• _What the exercise asks_
Write out every entry exactly as it stands.

-- begin Source records --

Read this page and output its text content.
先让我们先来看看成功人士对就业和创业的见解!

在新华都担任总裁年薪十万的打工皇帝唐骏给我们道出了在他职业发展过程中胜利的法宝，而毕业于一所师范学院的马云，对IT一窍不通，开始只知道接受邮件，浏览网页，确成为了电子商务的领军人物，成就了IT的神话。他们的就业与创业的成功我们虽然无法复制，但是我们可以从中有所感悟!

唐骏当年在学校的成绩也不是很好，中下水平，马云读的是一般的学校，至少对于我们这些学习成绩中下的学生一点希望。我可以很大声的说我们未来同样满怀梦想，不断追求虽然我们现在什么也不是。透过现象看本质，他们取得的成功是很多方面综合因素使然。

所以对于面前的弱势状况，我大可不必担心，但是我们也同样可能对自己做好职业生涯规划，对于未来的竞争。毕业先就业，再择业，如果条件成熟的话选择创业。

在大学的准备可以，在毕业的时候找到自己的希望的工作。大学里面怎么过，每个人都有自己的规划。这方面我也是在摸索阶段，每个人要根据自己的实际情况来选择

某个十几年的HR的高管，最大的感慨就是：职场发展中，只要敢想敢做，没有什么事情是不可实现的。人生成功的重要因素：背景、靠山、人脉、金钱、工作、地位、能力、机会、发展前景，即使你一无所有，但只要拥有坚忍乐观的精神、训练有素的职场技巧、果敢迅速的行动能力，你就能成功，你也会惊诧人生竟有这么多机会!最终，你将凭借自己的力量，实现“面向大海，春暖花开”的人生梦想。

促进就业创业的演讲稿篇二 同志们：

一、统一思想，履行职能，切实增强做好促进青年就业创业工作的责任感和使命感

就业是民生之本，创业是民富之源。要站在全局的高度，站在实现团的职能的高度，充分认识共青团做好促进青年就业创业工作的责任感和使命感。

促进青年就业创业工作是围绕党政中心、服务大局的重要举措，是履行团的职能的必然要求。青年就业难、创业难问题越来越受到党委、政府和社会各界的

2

-- end Source records --

• _Problem solution_
Read this page and output its text content.
先让我们先来看看成功人士对就业和创业的见解!

在新华都担任总裁年薪十万的打工皇帝唐骏给我们道出了在他职业发展过程中胜利的法宝，而毕业于一所师范学院的马云，对IT一窍不通，开始只知道接受邮件，浏览网页，确成为了电子商务的领军人物，成就了IT的神话。他们的就业与创业的成功我们虽然无法复制，但是我们可以从中有所感悟!

唐骏当年在学校的成绩也不是很好，中下水平，马云读的是一般的学校，至少对于我们这些学习成绩中下的学生一点希望。我可以很大声的说我们未来同样满怀梦想，不断追求虽然我们现在什么也不是。透过现象看本质，他们取得的成功是很多方面综合因素使然。

所以对于面前的弱势状况，我大可不必担心，但是我们也同样可能对自己做好职业生涯规划，对于未来的竞争。毕业先就业，再择业，如果条件成熟的话选择创业。

在大学的准备可以，在毕业的时候找到自己的希望的工作。大学里面怎么过，每个人都有自己的规划。这方面我也是在摸索阶段，每个人要根据自己的实际情况来选择

某个十几年的HR的高管，最大的感慨就是：职场发展中，只要敢想敢做，没有什么事情是不可实现的。人生成功的重要因素：背景、靠山、人脉、金钱、工作、地位、能力、机会、发展前景，即使你一无所有，但只要拥有坚忍乐观的精神、训练有素的职场技巧、果敢迅速的行动能力，你就能成功，你也会惊诧人生竟有这么多机会!最终，你将凭借自己的力量，实现“面向大海，春暖花开”的人生梦想。

促进就业创业的演讲稿篇二 同志们：

一、统一思想，履行职能，切实增强做好促进青年就业创业工作的责任感和使命感

就业是民生之本，创业是民富之源。要站在全局的高度，站在实现团的职能的高度，充分认识共青团做好促进青年就业创业工作的责任感和使命感。

促进青年就业创业工作是围绕党政中心、服务大局的重要举措，是履行团的职能的必然要求。青年就业难、创业难问题越来越受到党委、政府和社会各界的

2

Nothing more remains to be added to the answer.